Insuffisantes, mais de bon augure! Elles sont les bienvenues. D’ailleurs, depuis, les choses commencent à bouger au Sud; beaucoup de gens veulent investir là-bas. D’ailleurs, la chaine Atlantis est en prospection pour un projet d’envergure au Sud du pays.
5- Quelle est la place de la formation dans l’industrie touristique ?
Les métiers de l’industrie touristique sont basés sur la ressource humaine à plus de 90% ! Les quelques écoles qu’on a ne couvrent même pas 20% du marché du travail en hôtellerie. 80 % des profils de ceux qui exercent les métiers de l’hôtellerie se basent sur le savoir être. A Atlantis, on recrute les gens sur la base de ce critère et on les forme.

→ Données fournies
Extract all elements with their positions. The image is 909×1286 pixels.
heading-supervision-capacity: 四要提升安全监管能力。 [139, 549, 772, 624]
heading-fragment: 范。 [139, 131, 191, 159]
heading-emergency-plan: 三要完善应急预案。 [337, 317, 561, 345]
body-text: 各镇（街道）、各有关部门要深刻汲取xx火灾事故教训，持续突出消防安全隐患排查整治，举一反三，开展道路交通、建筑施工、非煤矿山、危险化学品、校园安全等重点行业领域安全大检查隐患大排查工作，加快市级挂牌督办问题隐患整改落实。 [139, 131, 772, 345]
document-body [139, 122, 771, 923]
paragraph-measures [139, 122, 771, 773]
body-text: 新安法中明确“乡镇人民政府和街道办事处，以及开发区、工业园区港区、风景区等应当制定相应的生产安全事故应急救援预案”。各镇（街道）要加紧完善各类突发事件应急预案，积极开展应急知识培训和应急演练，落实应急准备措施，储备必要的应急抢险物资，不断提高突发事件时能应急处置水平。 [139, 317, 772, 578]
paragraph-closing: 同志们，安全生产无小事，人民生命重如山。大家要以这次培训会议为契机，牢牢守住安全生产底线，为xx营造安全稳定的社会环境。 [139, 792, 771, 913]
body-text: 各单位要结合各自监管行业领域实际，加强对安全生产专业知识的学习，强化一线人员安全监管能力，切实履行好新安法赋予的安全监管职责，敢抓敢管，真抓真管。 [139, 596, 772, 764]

→ Travail à réaliser
1 - Relevez l'ensemble des pourcentages cités dans l'extrait.
2 - Recopiez à l'identique le passage de l'extrait allant de « Insuffisantes, mais de » jusqu'à « Sud du pays. ».
Les items constituent un matériau distinct de l'extrait.

→ Corrigés par consigne
1 -
90%
20%
80 %

2 -
Insuffisantes, mais de bon augure! Elles sont les bienvenues. D’ailleurs, depuis, les choses commencent à bouger au Sud; beaucoup de gens veulent investir là-bas. D’ailleurs, la chaine Atlantis est en prospection pour un projet d’envergure au Sud du pays.